Start Material to process

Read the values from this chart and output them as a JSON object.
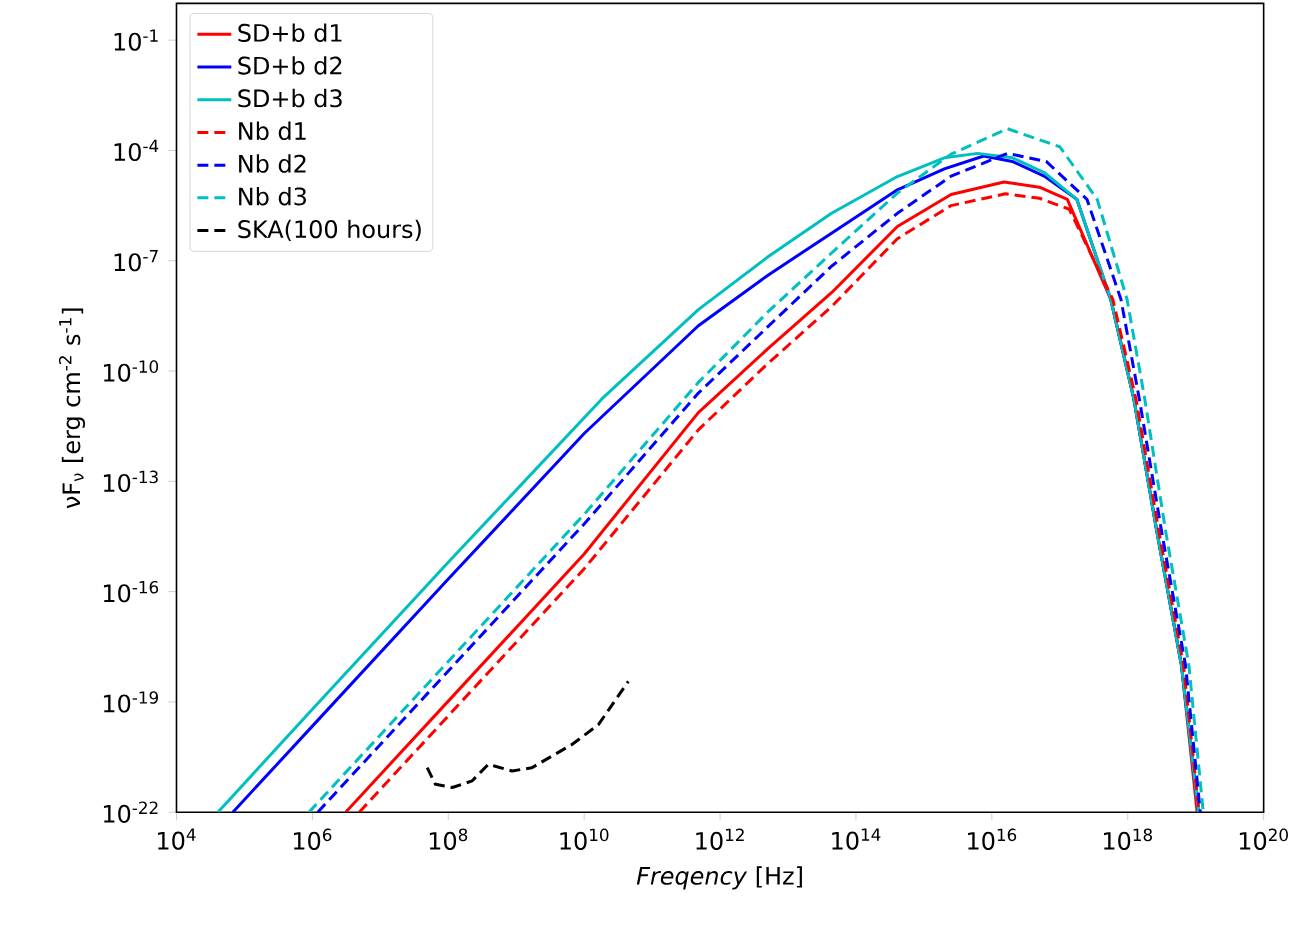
{
  "chart_data": {
    "type": "line",
    "xlabel": "*Freqency* [Hz]",
    "ylabel": "νF$_{ν}$ [erg cm$^{-2}$ s$^{-1}$]",
    "log": "xy",
    "legend": "top left",
    "marker": "none",
    "xlim": [
      10000.0,
      1e+20
    ],
    "ylim": [
      1e-22,
      1
    ],
    "xticks": [
      {
        "value": 10000.0,
        "label": "10$^{4}$"
      },
      {
        "value": 1000000.0,
        "label": "10$^{6}$"
      },
      {
        "value": 100000000.0,
        "label": "10$^{8}$"
      },
      {
        "value": 10000000000.0,
        "label": "10$^{10}$"
      },
      {
        "value": 1000000000000.0,
        "label": "10$^{12}$"
      },
      {
        "value": 100000000000000.0,
        "label": "10$^{14}$"
      },
      {
        "value": 1e+16,
        "label": "10$^{16}$"
      },
      {
        "value": 1e+18,
        "label": "10$^{18}$"
      },
      {
        "value": 1e+20,
        "label": "10$^{20}$"
      }
    ],
    "yticks": [
      {
        "value": 1e-22,
        "label": "10$^{-22}$"
      },
      {
        "value": 1e-19,
        "label": "10$^{-19}$"
      },
      {
        "value": 1e-16,
        "label": "10$^{-16}$"
      },
      {
        "value": 1e-13,
        "label": "10$^{-13}$"
      },
      {
        "value": 1e-10,
        "label": "10$^{-10}$"
      },
      {
        "value": 1e-07,
        "label": "10$^{-7}$"
      },
      {
        "value": 0.0001,
        "label": "10$^{-4}$"
      },
      {
        "value": 0.1,
        "label": "10$^{-1}$"
      }
    ],
    "series": [
      {
        "name": "SD+b d1",
        "color": "#ff0000",
        "line_style": "solid",
        "x": [
          3090000.0,
          100000000.0,
          10000000000.0,
          479000000000.0,
          5010000000000.0,
          43700000000000.0,
          407000000000000.0,
          2510000000000000.0,
          1.51e+16,
          5.01e+16,
          1.29e+17,
          5.62e+17,
          1.23e+18,
          2.69e+18,
          6.17e+18,
          1.05e+19
        ],
        "values": [
          1e-22,
          1.05e-19,
          1.05e-15,
          7.41e-12,
          3.98e-10,
          1.35e-08,
          8.51e-07,
          6.31e-06,
          1.38e-05,
          1e-05,
          4.68e-06,
          8.91e-09,
          1.74e-11,
          4.17e-15,
          1e-18,
          1e-22
        ]
      },
      {
        "name": "SD+b d2",
        "color": "#0000ff",
        "line_style": "solid",
        "x": [
          67600.0,
          1000000.0,
          100000000.0,
          10000000000.0,
          479000000000.0,
          5010000000000.0,
          43700000000000.0,
          407000000000000.0,
          2000000000000000.0,
          7590000000000000.0,
          2e+16,
          5.89e+16,
          1.78e+17,
          5.62e+17,
          1.23e+18,
          2.69e+18,
          6.17e+18,
          1.1e+19
        ],
        "values": [
          1e-22,
          2.19e-20,
          2.19e-16,
          2e-12,
          1.7e-09,
          3.98e-08,
          5.62e-07,
          8.51e-06,
          3.16e-05,
          7.08e-05,
          5.01e-05,
          2e-05,
          4.68e-06,
          8.91e-09,
          1.74e-11,
          4.17e-15,
          1e-18,
          1e-22
        ]
      },
      {
        "name": "SD+b d3",
        "color": "#00bfbf",
        "line_style": "solid",
        "x": [
          40700.0,
          1000000.0,
          100000000.0,
          18200000000.0,
          479000000000.0,
          5010000000000.0,
          43700000000000.0,
          407000000000000.0,
          2000000000000000.0,
          6170000000000000.0,
          2e+16,
          5.89e+16,
          1.78e+17,
          5.62e+17,
          1.23e+18,
          2.69e+18,
          6.17e+18,
          1.1e+19
        ],
        "values": [
          1e-22,
          6.31e-20,
          6.31e-16,
          1.74e-11,
          4.68e-09,
          1.26e-07,
          1.95e-06,
          1.95e-05,
          6.31e-05,
          8.32e-05,
          6.31e-05,
          2.51e-05,
          4.68e-06,
          8.91e-09,
          1.74e-11,
          4.17e-15,
          1e-18,
          1e-22
        ]
      },
      {
        "name": "Nb d1",
        "color": "#ff0000",
        "line_style": "dashed",
        "x": [
          4900000.0,
          100000000.0,
          10000000000.0,
          479000000000.0,
          5010000000000.0,
          43700000000000.0,
          407000000000000.0,
          2510000000000000.0,
          1.58e+16,
          5.01e+16,
          1.38e+17,
          6.03e+17,
          1.32e+18,
          2.88e+18,
          6.61e+18,
          1.12e+19
        ],
        "values": [
          1e-22,
          4.17e-20,
          4.17e-16,
          2.51e-12,
          1.58e-10,
          5.62e-09,
          3.98e-07,
          3.16e-06,
          6.61e-06,
          5.01e-06,
          2.51e-06,
          8.91e-09,
          1.74e-11,
          4.17e-15,
          1e-18,
          1e-22
        ]
      },
      {
        "name": "Nb d2",
        "color": "#0000ff",
        "line_style": "dashed",
        "x": [
          1200000.0,
          100000000.0,
          10000000000.0,
          479000000000.0,
          5010000000000.0,
          43700000000000.0,
          407000000000000.0,
          2510000000000000.0,
          1.7e+16,
          6.31e+16,
          2.51e+17,
          7.94e+17,
          1.48e+18,
          3.16e+18,
          7.08e+18,
          1.17e+19
        ],
        "values": [
          1e-22,
          6.92e-19,
          6.92e-15,
          2.51e-11,
          1.58e-09,
          7.08e-08,
          1.95e-06,
          2e-05,
          8.32e-05,
          5.01e-05,
          4.68e-06,
          8.91e-09,
          1.74e-11,
          4.17e-15,
          1e-18,
          1e-22
        ]
      },
      {
        "name": "Nb d3",
        "color": "#00bfbf",
        "line_style": "dashed",
        "x": [
          891000.0,
          100000000.0,
          10000000000.0,
          479000000000.0,
          5010000000000.0,
          43700000000000.0,
          407000000000000.0,
          2510000000000000.0,
          1.7e+16,
          1e+17,
          3.55e+17,
          9.77e+17,
          1.78e+18,
          3.63e+18,
          7.94e+18,
          1.29e+19
        ],
        "values": [
          1e-22,
          1.26e-18,
          1.26e-14,
          4.9e-11,
          3.98e-09,
          1.62e-07,
          6.92e-06,
          7.94e-05,
          0.000389,
          0.000126,
          4.68e-06,
          8.91e-09,
          1.74e-11,
          4.17e-15,
          1e-18,
          1e-22
        ]
      },
      {
        "name": "SKA(100 hours)",
        "color": "#000000",
        "line_style": "dashed",
        "x": [
          49000000.0,
          64600000.0,
          115000000.0,
          224000000.0,
          389000000.0,
          490000000.0,
          871000000.0,
          1700000000.0,
          6610000000.0,
          16200000000.0,
          44700000000.0
        ],
        "values": [
          1.62e-21,
          5.75e-22,
          4.68e-22,
          7.08e-22,
          2e-21,
          1.78e-21,
          1.32e-21,
          1.62e-21,
          6.92e-21,
          2.4e-20,
          3.63e-19
        ]
      }
    ]
  }
}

End Material to process

Task to complete → Where a line contains the string "name", extract that line.

Written response →
        "name": "SD+b d1",
        "name": "SD+b d2",
        "name": "SD+b d3",
        "name": "Nb d1",
        "name": "Nb d2",
        "name": "Nb d3",
        "name": "SKA(100 hours)",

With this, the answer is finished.